/---

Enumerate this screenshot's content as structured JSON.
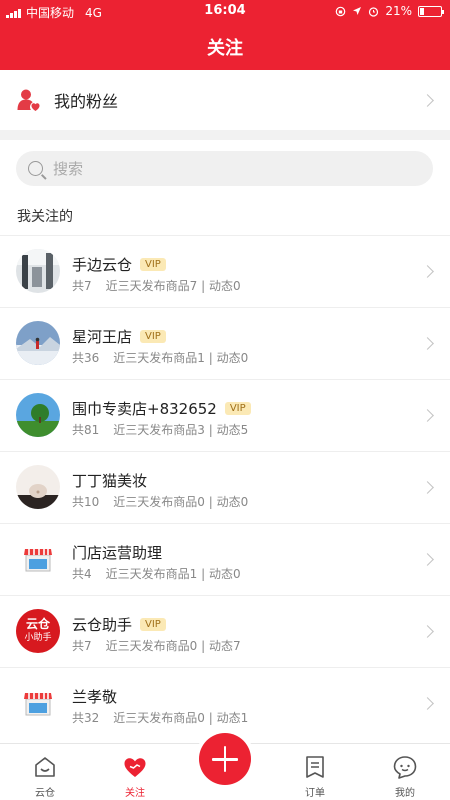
{
  "status_bar": {
    "carrier": "中国移动",
    "network": "4G",
    "time": "16:04",
    "battery": "21%"
  },
  "header": {
    "title": "关注"
  },
  "fans": {
    "label": "我的粉丝"
  },
  "search": {
    "placeholder": "搜索"
  },
  "section": {
    "title": "我关注的"
  },
  "follows": [
    {
      "name": "手边云仓",
      "vip": "VIP",
      "total": "共7",
      "stats": "近三天发布商品7 | 动态0"
    },
    {
      "name": "星河王店",
      "vip": "VIP",
      "total": "共36",
      "stats": "近三天发布商品1 | 动态0"
    },
    {
      "name": "围巾专卖店+832652",
      "vip": "VIP",
      "total": "共81",
      "stats": "近三天发布商品3 | 动态5"
    },
    {
      "name": "丁丁猫美妆",
      "total": "共10",
      "stats": "近三天发布商品0 | 动态0"
    },
    {
      "name": "门店运营助理",
      "total": "共4",
      "stats": "近三天发布商品1 | 动态0"
    },
    {
      "name": "云仓助手",
      "vip": "VIP",
      "total": "共7",
      "stats": "近三天发布商品0 | 动态7"
    },
    {
      "name": "兰孝敬",
      "total": "共32",
      "stats": "近三天发布商品0 | 动态1"
    }
  ],
  "avatar_badge": {
    "line1": "云仓",
    "line2": "小助手"
  },
  "tabs": [
    {
      "label": "云仓",
      "icon": "house-icon"
    },
    {
      "label": "关注",
      "icon": "heart-icon"
    },
    {
      "label": "订单",
      "icon": "order-bookmark-icon"
    },
    {
      "label": "我的",
      "icon": "chat-face-icon"
    }
  ],
  "colors": {
    "brand": "#ec2232",
    "vip_bg": "#fbe9b5",
    "vip_text": "#a0701a"
  }
}
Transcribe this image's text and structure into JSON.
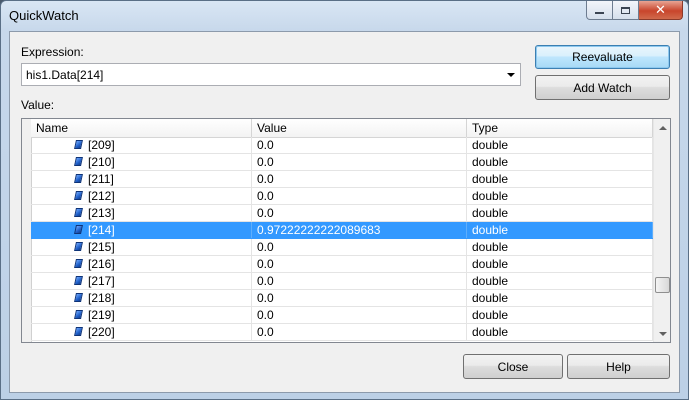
{
  "window": {
    "title": "QuickWatch"
  },
  "expression": {
    "label": "Expression:",
    "value": "his1.Data[214]"
  },
  "buttons": {
    "reevaluate": "Reevaluate",
    "add_watch": "Add Watch",
    "close": "Close",
    "help": "Help"
  },
  "value_section": {
    "label": "Value:",
    "columns": {
      "name": "Name",
      "value": "Value",
      "type": "Type"
    },
    "rows": [
      {
        "name": "[209]",
        "value": "0.0",
        "type": "double",
        "selected": false
      },
      {
        "name": "[210]",
        "value": "0.0",
        "type": "double",
        "selected": false
      },
      {
        "name": "[211]",
        "value": "0.0",
        "type": "double",
        "selected": false
      },
      {
        "name": "[212]",
        "value": "0.0",
        "type": "double",
        "selected": false
      },
      {
        "name": "[213]",
        "value": "0.0",
        "type": "double",
        "selected": false
      },
      {
        "name": "[214]",
        "value": "0.97222222222089683",
        "type": "double",
        "selected": true
      },
      {
        "name": "[215]",
        "value": "0.0",
        "type": "double",
        "selected": false
      },
      {
        "name": "[216]",
        "value": "0.0",
        "type": "double",
        "selected": false
      },
      {
        "name": "[217]",
        "value": "0.0",
        "type": "double",
        "selected": false
      },
      {
        "name": "[218]",
        "value": "0.0",
        "type": "double",
        "selected": false
      },
      {
        "name": "[219]",
        "value": "0.0",
        "type": "double",
        "selected": false
      },
      {
        "name": "[220]",
        "value": "0.0",
        "type": "double",
        "selected": false
      }
    ],
    "row_icon": "field-member-icon",
    "selection_color": "#3399ff"
  }
}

\---

» **What you are asked to do**: Look over the listing. Pull out every line with the string "this" in it.

» **Written response**:
Enumerate this screenshot's content as structured JSON.
Transcribe this image's text and structure into JSON.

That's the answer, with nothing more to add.